(Data records)
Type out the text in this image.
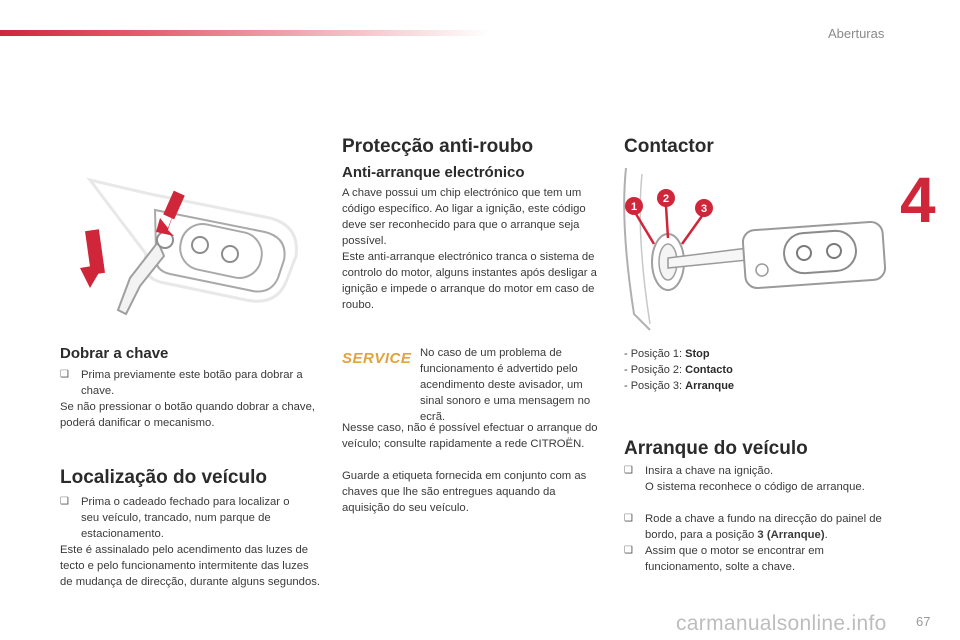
Aberturas
4
Dobrar a chave
❑ Prima previamente este botão para dobrar a chave.
Se não pressionar o botão quando dobrar a chave, poderá danificar o mecanismo.
Localização do veículo
❑ Prima o cadeado fechado para localizar o seu veículo, trancado, num parque de estacionamento.
Este é assinalado pelo acendimento das luzes de tecto e pelo funcionamento intermitente das luzes de mudança de direcção, durante alguns segundos.
Protecção anti-roubo
Anti-arranque electrónico
A chave possui um chip electrónico que tem um código específico. Ao ligar a ignição, este código deve ser reconhecido para que o arranque seja possível.
Este anti-arranque electrónico tranca o sistema de controlo do motor, alguns instantes após desligar a ignição e impede o arranque do motor em caso de roubo.
SERVICE No caso de um problema de funcionamento é advertido pelo acendimento deste avisador, um sinal sonoro e uma mensagem no ecrã.
Nesse caso, não é possível efectuar o arranque do veículo; consulte rapidamente a rede CITROËN.
Guarde a etiqueta fornecida em conjunto com as chaves que lhe são entregues aquando da aquisição do seu veículo.
Contactor
1
2
3
- Posição 1: Stop
- Posição 2: Contacto
- Posição 3: Arranque
Arranque do veículo
❑ Insira a chave na ignição.
O sistema reconhece o código de arranque.
❑ Rode a chave a fundo na direcção do painel de bordo, para a posição 3 (Arranque).
❑ Assim que o motor se encontrar em funcionamento, solte a chave.
carmanualsonline.info 67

INSTRUCTIONS TO FOLLOW: Pictures are to be left out; repeat all the remaining data exactly.

RESPONSE BELOW:
Type out the text in this image.
Aberturas
4
Dobrar a chave
❑ Prima previamente este botão para dobrar a chave.
Se não pressionar o botão quando dobrar a chave, poderá danificar o mecanismo.
Localização do veículo
❑ Prima o cadeado fechado para localizar o seu veículo, trancado, num parque de estacionamento.
Este é assinalado pelo acendimento das luzes de tecto e pelo funcionamento intermitente das luzes de mudança de direcção, durante alguns segundos.
Protecção anti-roubo
Anti-arranque electrónico
A chave possui um chip electrónico que tem um código específico. Ao ligar a ignição, este código deve ser reconhecido para que o arranque seja possível.
Este anti-arranque electrónico tranca o sistema de controlo do motor, alguns instantes após desligar a ignição e impede o arranque do motor em caso de roubo.
SERVICE No caso de um problema de funcionamento é advertido pelo acendimento deste avisador, um sinal sonoro e uma mensagem no ecrã.
Nesse caso, não é possível efectuar o arranque do veículo; consulte rapidamente a rede CITROËN.
Guarde a etiqueta fornecida em conjunto com as chaves que lhe são entregues aquando da aquisição do seu veículo.
Contactor
1
2
3
- Posição 1: Stop
- Posição 2: Contacto
- Posição 3: Arranque
Arranque do veículo
❑ Insira a chave na ignição.
O sistema reconhece o código de arranque.
❑ Rode a chave a fundo na direcção do painel de bordo, para a posição 3 (Arranque).
❑ Assim que o motor se encontrar em funcionamento, solte a chave.
carmanualsonline.info 67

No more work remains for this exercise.